▸ What you have to do
Copy out every line of the records below without changing anything, but omit the pictures.

(Layout element annotations)
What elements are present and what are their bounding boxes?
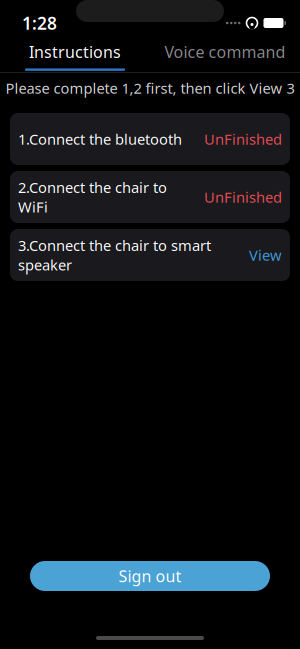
button[interactable]: Sign out [30, 561, 270, 591]
button[interactable]: 2.Connect the chair to WiFi [10, 171, 290, 223]
button[interactable]: Voice command [150, 40, 300, 72]
staticText: UnFinished [204, 129, 282, 149]
staticText: 2.Connect the chair to WiFi [18, 178, 167, 216]
staticText: UnFinished [204, 187, 282, 207]
button[interactable]: 3.Connect the chair to smart speaker [10, 229, 290, 281]
staticText: 3.Connect the chair to smart speaker [18, 236, 211, 274]
staticText: Instructions [29, 41, 121, 62]
staticText: 1:28 [22, 12, 57, 34]
button[interactable]: Instructions [0, 40, 150, 72]
staticText: View [249, 245, 282, 265]
staticText: Please complete 1,2 first, then click Vi… [6, 78, 294, 98]
staticText: 1.Connect the bluetooth [18, 129, 182, 149]
staticText: Voice command [164, 41, 286, 62]
button[interactable]: 1.Connect the bluetooth [10, 113, 290, 165]
staticText: Sign out [118, 565, 182, 587]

▸ Result of this exercise
What elements are present and what are their bounding boxes?
button[interactable]: Sign out [30, 561, 270, 591]
button[interactable]: 2.Connect the chair to WiFi [10, 171, 290, 223]
button[interactable]: Voice command [150, 40, 300, 72]
staticText: UnFinished [204, 129, 282, 149]
staticText: 2.Connect the chair to WiFi [18, 178, 167, 216]
staticText: UnFinished [204, 187, 282, 207]
button[interactable]: 3.Connect the chair to smart speaker [10, 229, 290, 281]
staticText: 3.Connect the chair to smart speaker [18, 236, 211, 274]
staticText: Instructions [29, 41, 121, 62]
staticText: 1:28 [22, 12, 57, 34]
button[interactable]: Instructions [0, 40, 150, 72]
staticText: View [249, 245, 282, 265]
staticText: Please complete 1,2 first, then click Vi… [6, 78, 294, 98]
staticText: 1.Connect the bluetooth [18, 129, 182, 149]
staticText: Voice command [164, 41, 286, 62]
button[interactable]: 1.Connect the bluetooth [10, 113, 290, 165]
staticText: Sign out [118, 565, 182, 587]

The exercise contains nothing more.